What to work on:
List each line of the data that holds the word "JSON".

▼▼▼

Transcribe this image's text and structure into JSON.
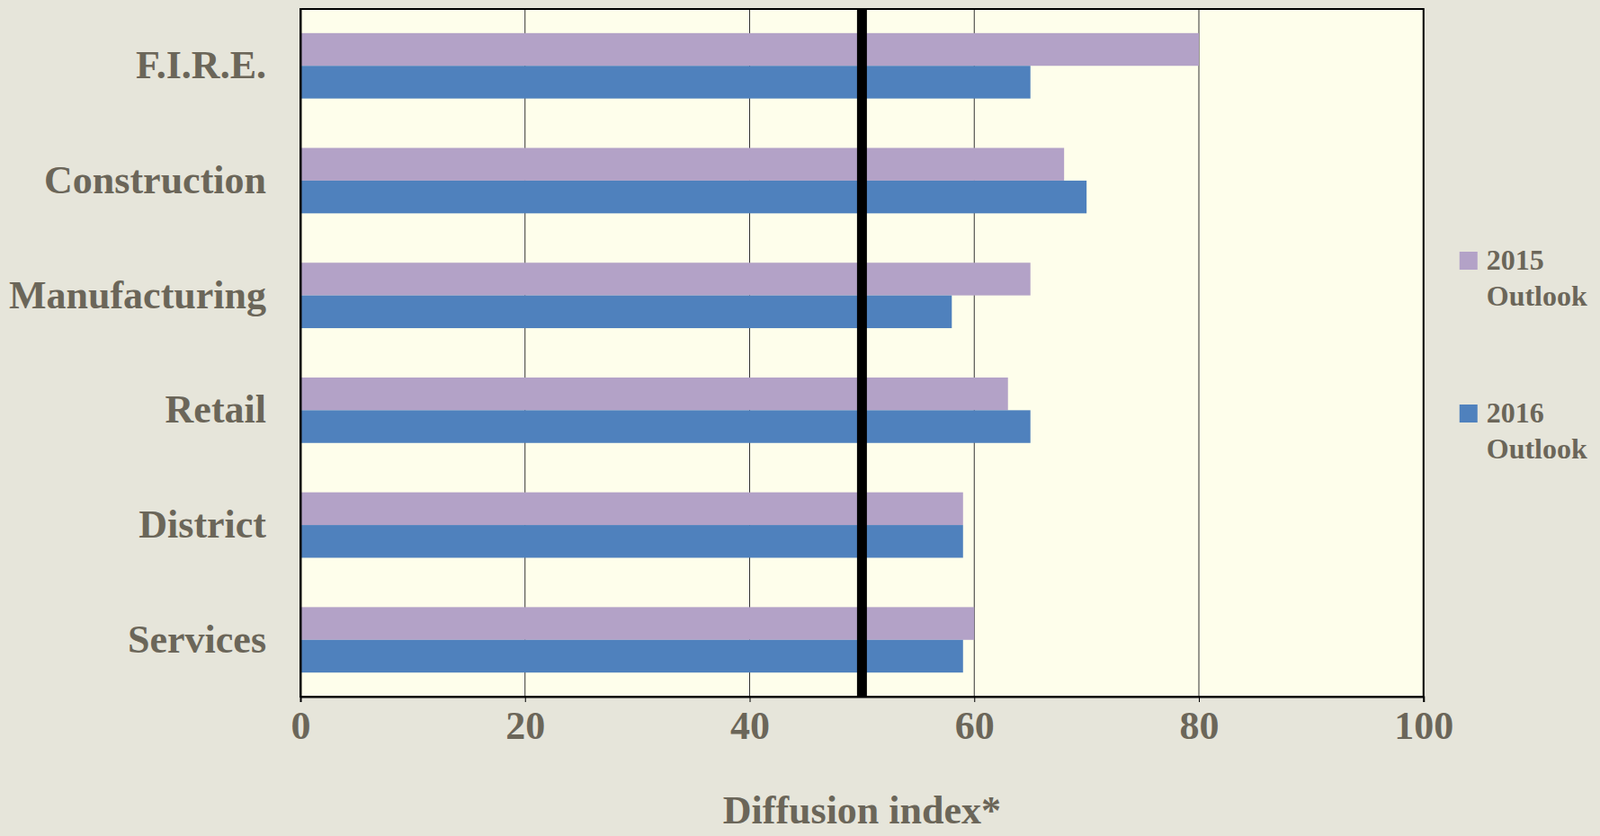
{
  "chart_data": {
    "type": "bar",
    "orientation": "horizontal",
    "categories": [
      "F.I.R.E.",
      "Construction",
      "Manufacturing",
      "Retail",
      "District",
      "Services"
    ],
    "series": [
      {
        "name": "2015 Outlook",
        "color": "#b3a2c7",
        "values": [
          80,
          68,
          65,
          63,
          59,
          60
        ]
      },
      {
        "name": "2016 Outlook",
        "color": "#4f81bd",
        "values": [
          65,
          70,
          58,
          65,
          59,
          59
        ]
      }
    ],
    "x_label": "Diffusion index*",
    "xlim": [
      0,
      100
    ],
    "xticks": [
      0,
      20,
      40,
      60,
      80,
      100
    ],
    "reference_line": 50,
    "grid": true,
    "legend": "right"
  }
}
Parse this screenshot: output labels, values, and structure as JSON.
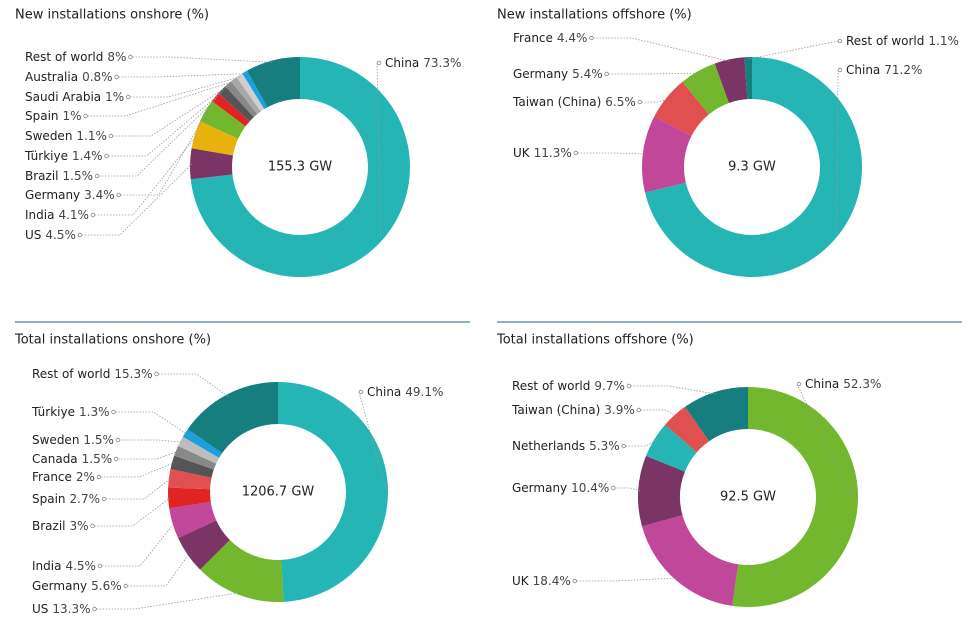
{
  "chart_data": [
    {
      "type": "donut",
      "title": "New installations onshore (%)",
      "center_label": "155.3 GW",
      "categories": [
        "China",
        "US",
        "India",
        "Germany",
        "Brazil",
        "Türkiye",
        "Sweden",
        "Spain",
        "Saudi Arabia",
        "Australia",
        "Rest of world"
      ],
      "values": [
        73.3,
        4.5,
        4.1,
        3.4,
        1.5,
        1.4,
        1.1,
        1,
        1,
        0.8,
        8
      ],
      "value_labels": [
        "73.3%",
        "4.5%",
        "4.1%",
        "3.4%",
        "1.5%",
        "1.4%",
        "1.1%",
        "1%",
        "1%",
        "0.8%",
        "8%"
      ],
      "colors": [
        "#26b5b5",
        "#7a3466",
        "#e8b10c",
        "#73b72f",
        "#e02424",
        "#555555",
        "#888888",
        "#a8a8a8",
        "#cfcfcf",
        "#1aa0e0",
        "#167e7e"
      ]
    },
    {
      "type": "donut",
      "title": "New installations offshore (%)",
      "center_label": "9.3 GW",
      "categories": [
        "China",
        "UK",
        "Taiwan (China)",
        "Germany",
        "France",
        "Rest of world"
      ],
      "values": [
        71.2,
        11.3,
        6.5,
        5.4,
        4.4,
        1.1
      ],
      "value_labels": [
        "71.2%",
        "11.3%",
        "6.5%",
        "5.4%",
        "4.4%",
        "1.1%"
      ],
      "colors": [
        "#26b5b5",
        "#c0479a",
        "#e05050",
        "#73b72f",
        "#7a3466",
        "#167e7e"
      ]
    },
    {
      "type": "donut",
      "title": "Total installations onshore (%)",
      "center_label": "1206.7 GW",
      "categories": [
        "China",
        "US",
        "Germany",
        "India",
        "Brazil",
        "Spain",
        "France",
        "Canada",
        "Sweden",
        "Türkiye",
        "Rest of world"
      ],
      "values": [
        49.1,
        13.3,
        5.6,
        4.5,
        3,
        2.7,
        2,
        1.5,
        1.5,
        1.3,
        15.3
      ],
      "value_labels": [
        "49.1%",
        "13.3%",
        "5.6%",
        "4.5%",
        "3%",
        "2.7%",
        "2%",
        "1.5%",
        "1.5%",
        "1.3%",
        "15.3%"
      ],
      "colors": [
        "#26b5b5",
        "#73b72f",
        "#7a3466",
        "#c0479a",
        "#e02424",
        "#e05050",
        "#555555",
        "#888888",
        "#bdbdbd",
        "#1aa0e0",
        "#167e7e"
      ]
    },
    {
      "type": "donut",
      "title": "Total installations offshore (%)",
      "center_label": "92.5 GW",
      "categories": [
        "China",
        "UK",
        "Germany",
        "Netherlands",
        "Taiwan (China)",
        "Rest of world"
      ],
      "values": [
        52.3,
        18.4,
        10.4,
        5.3,
        3.9,
        9.7
      ],
      "value_labels": [
        "52.3%",
        "18.4%",
        "10.4%",
        "5.3%",
        "3.9%",
        "9.7%"
      ],
      "colors": [
        "#73b72f",
        "#c0479a",
        "#7a3466",
        "#26b5b5",
        "#e05050",
        "#167e7e"
      ]
    }
  ]
}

▲▲▲

Task output:
Transcribe this image's text and structure into JSON.
Parse this screenshot: output labels, values, and structure as JSON.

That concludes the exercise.